━━━ Text passage ━━━
Unpaid congressional internships: bad for students, bad for policy

Summer has officially arrived, and with it an influx of interns has come to the nation’s capital. Many of these young men and women will spend the summer working in congressional offices for no pay. While information on the use of unpaid interns is not available for every congressional office, EPI conducted an informal survey and found that at least three-quarters of all House offices use unpaid interns. More than half of all Senate offices, meanwhile, have unpaid interns, according to a survey by the advocacy group Pay Our Interns.

Congress is not alone in its practice of offering unpaid internships—in fact, far from it. Unpaid internships are common in every sector, and have come to be considered a necessary prerequisite for getting a job—despite the fact that most unpaid internships are actually against the law. The Fair Labor Standards Act (FLSA)—the foundation of modern labor law in the United States—requires that anyone doing work for an employer, including interns, be paid at least the minimum wage.

The Department of Labor (DOL) is tasked with enforcing the FLSA and has developed a six-point test to determine whether an internship must be paid as employment covered by the FLSA or is, instead, training or education. In recent years, in a number of high-profile cases courts have upheld and applied the DOL’s test, and determined that an employer had violated the FLSA when it failed to pay its interns for their work. While Congress is exempted from the laws protecting interns, it sets a powerful example by not paying its interns, and the practice has a far-reaching impact on society as well as public policy.
━━━ Material supplied ━━━
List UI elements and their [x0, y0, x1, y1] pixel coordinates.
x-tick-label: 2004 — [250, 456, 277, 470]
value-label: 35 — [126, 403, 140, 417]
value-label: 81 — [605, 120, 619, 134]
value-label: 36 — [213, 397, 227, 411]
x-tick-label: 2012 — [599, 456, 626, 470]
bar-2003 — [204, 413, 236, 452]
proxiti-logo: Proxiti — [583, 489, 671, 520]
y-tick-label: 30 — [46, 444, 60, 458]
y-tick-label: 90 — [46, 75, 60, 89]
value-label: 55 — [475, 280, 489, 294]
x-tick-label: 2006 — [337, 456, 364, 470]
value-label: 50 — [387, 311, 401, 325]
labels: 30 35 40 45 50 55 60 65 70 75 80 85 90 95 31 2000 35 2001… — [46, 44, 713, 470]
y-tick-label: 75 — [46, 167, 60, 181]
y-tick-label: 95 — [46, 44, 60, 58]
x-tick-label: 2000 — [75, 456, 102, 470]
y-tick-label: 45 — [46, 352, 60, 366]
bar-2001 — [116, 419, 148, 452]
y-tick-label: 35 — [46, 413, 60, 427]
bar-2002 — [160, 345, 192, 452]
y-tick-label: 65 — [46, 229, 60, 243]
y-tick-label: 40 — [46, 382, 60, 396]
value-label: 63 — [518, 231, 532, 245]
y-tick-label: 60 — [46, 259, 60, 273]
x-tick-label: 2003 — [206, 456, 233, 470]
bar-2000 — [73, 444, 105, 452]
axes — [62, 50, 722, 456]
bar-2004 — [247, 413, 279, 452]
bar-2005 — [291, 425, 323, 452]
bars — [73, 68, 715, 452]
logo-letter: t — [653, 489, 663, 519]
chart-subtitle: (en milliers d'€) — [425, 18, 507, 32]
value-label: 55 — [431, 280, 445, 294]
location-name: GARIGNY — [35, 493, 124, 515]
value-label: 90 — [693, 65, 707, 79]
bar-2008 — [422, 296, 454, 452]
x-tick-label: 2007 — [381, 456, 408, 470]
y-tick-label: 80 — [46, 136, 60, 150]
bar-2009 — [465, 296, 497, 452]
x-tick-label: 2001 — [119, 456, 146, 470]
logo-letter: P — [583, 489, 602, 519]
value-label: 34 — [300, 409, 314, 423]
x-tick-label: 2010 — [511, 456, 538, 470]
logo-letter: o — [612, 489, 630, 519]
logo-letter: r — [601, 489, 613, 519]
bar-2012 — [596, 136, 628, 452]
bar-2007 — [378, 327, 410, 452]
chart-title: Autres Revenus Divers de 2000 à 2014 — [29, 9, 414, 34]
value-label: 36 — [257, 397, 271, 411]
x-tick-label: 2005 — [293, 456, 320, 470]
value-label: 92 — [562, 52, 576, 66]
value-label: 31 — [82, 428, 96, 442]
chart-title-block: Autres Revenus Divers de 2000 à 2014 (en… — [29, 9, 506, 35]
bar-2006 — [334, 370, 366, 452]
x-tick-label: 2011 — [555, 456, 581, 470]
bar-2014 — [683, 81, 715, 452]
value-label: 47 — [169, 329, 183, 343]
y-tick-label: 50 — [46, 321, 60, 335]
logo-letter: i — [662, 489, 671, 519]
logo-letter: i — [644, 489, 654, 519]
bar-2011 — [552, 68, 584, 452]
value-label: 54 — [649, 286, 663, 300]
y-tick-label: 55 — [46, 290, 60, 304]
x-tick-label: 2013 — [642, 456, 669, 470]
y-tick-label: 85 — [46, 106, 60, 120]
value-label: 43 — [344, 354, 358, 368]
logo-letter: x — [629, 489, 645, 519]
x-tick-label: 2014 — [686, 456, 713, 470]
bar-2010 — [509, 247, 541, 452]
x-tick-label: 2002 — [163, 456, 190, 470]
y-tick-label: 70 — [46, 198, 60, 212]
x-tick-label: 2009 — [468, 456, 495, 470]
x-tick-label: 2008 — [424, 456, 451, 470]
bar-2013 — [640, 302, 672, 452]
━━━
▶ **The problem**: Continue the piece on unpaid congressional internships from the point where it stops.

▶ **Task output**:
Nothing is more fundamental than the requirement that employers pay a fair wage for an honest day of work. However, for many young graduates interning this summer, their first employment experience will be working for no pay. Furthermore, because most workplace protections are extended based on “employee” status, unpaid interns will spend the summer working in a legal void if they experience sexual harassment or other conduct that would be prohibited if they were paid employees. Whatever else these young men and women learn, they will learn a powerful lesson about our nation’s system of workplace protections—that we need greater enforcement and tougher penalties for employers that exploit their workforce.

This is where the problem of Congress’ practice of unpaid internships comes into focus. Offering unpaid internships limits opportunities for young people whose families cannot afford to finance the experience, and has policy implications that contribute to the institutionalization of socioeconomic disparities. Often, congressional internships lead to employment in a congressional office. Staff exert influence over policy matters—ensuring that policy staff represent diverse viewpoints and socioeconomic perspectives is critical to promoting policy that serves the interests of majority of Americans.

Consider the American Health Care Act (AHCA), which the Senate is set to consider next week. The House version of the bill included massive cuts to Medicaid, the nation’s public health insurance program for low-income children, adults, seniors, and people with disabilities. 1-in-5 Americans receive health care coverage through Medicaid. Despite the wide reach of the program, it is clear that policymakers in the Republican-controlled Congress do not appreciate its vital importance. Perhaps if more of their policy staff had direct experience with programs like Medicaid, representatives would have a different perspective.

The importance of promoting congressional internship opportunities to young people with diverse background and experiences was recently highlighted in an editorial co-authored by House Democratic Whip Steny Hoyer (D-Md.) and Representative Fred Upton (R-Mich.). Representatives Hoyer and Upton discussed the “College to Congress” program which provides needs-based scholarships to Pell-Grant students so that they can participate in congressional internships that are traditionally unpaid.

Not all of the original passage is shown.